◆ Exercise ◆
Repeat each entry in full, exactly.

◆ Data extract ◆
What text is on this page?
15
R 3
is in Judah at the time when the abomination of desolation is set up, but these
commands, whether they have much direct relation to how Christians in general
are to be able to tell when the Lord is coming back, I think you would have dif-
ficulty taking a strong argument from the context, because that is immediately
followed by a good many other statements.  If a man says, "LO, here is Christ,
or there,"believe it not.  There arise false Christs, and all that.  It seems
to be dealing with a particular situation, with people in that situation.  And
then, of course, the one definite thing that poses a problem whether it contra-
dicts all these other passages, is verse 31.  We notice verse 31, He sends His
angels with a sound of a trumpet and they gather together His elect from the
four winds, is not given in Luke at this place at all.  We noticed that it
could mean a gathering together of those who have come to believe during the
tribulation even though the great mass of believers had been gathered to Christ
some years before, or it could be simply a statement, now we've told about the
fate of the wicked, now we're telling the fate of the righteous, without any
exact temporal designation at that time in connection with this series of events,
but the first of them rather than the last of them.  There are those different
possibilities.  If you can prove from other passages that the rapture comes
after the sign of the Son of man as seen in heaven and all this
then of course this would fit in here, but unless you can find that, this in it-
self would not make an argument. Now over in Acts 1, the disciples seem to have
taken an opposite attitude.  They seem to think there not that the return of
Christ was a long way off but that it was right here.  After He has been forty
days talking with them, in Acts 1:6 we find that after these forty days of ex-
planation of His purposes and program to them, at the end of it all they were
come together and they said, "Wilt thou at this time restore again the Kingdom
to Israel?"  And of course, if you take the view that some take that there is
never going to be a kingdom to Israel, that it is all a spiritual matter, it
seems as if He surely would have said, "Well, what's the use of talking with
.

◆ Correct output ◆
What text is on this page?
15
R 3
is in Judah at the time when the abomination of desolation is set up, but these
commands, whether they have much direct relation to how Christians in general
are to be able to tell when the Lord is coming back, I think you would have dif-
ficulty taking a strong argument from the context, because that is immediately
followed by a good many other statements.  If a man says, "LO, here is Christ,
or there,"believe it not.  There arise false Christs, and all that.  It seems
to be dealing with a particular situation, with people in that situation.  And
then, of course, the one definite thing that poses a problem whether it contra-
dicts all these other passages, is verse 31.  We notice verse 31, He sends His
angels with a sound of a trumpet and they gather together His elect from the
four winds, is not given in Luke at this place at all.  We noticed that it
could mean a gathering together of those who have come to believe during the
tribulation even though the great mass of believers had been gathered to Christ
some years before, or it could be simply a statement, now we've told about the
fate of the wicked, now we're telling the fate of the righteous, without any
exact temporal designation at that time in connection with this series of events,
but the first of them rather than the last of them.  There are those different
possibilities.  If you can prove from other passages that the rapture comes
after the sign of the Son of man as seen in heaven and all this
then of course this would fit in here, but unless you can find that, this in it-
self would not make an argument. Now over in Acts 1, the disciples seem to have
taken an opposite attitude.  They seem to think there not that the return of
Christ was a long way off but that it was right here.  After He has been forty
days talking with them, in Acts 1:6 we find that after these forty days of ex-
planation of His purposes and program to them, at the end of it all they were
come together and they said, "Wilt thou at this time restore again the Kingdom
to Israel?"  And of course, if you take the view that some take that there is
never going to be a kingdom to Israel, that it is all a spiritual matter, it
seems as if He surely would have said, "Well, what's the use of talking with
.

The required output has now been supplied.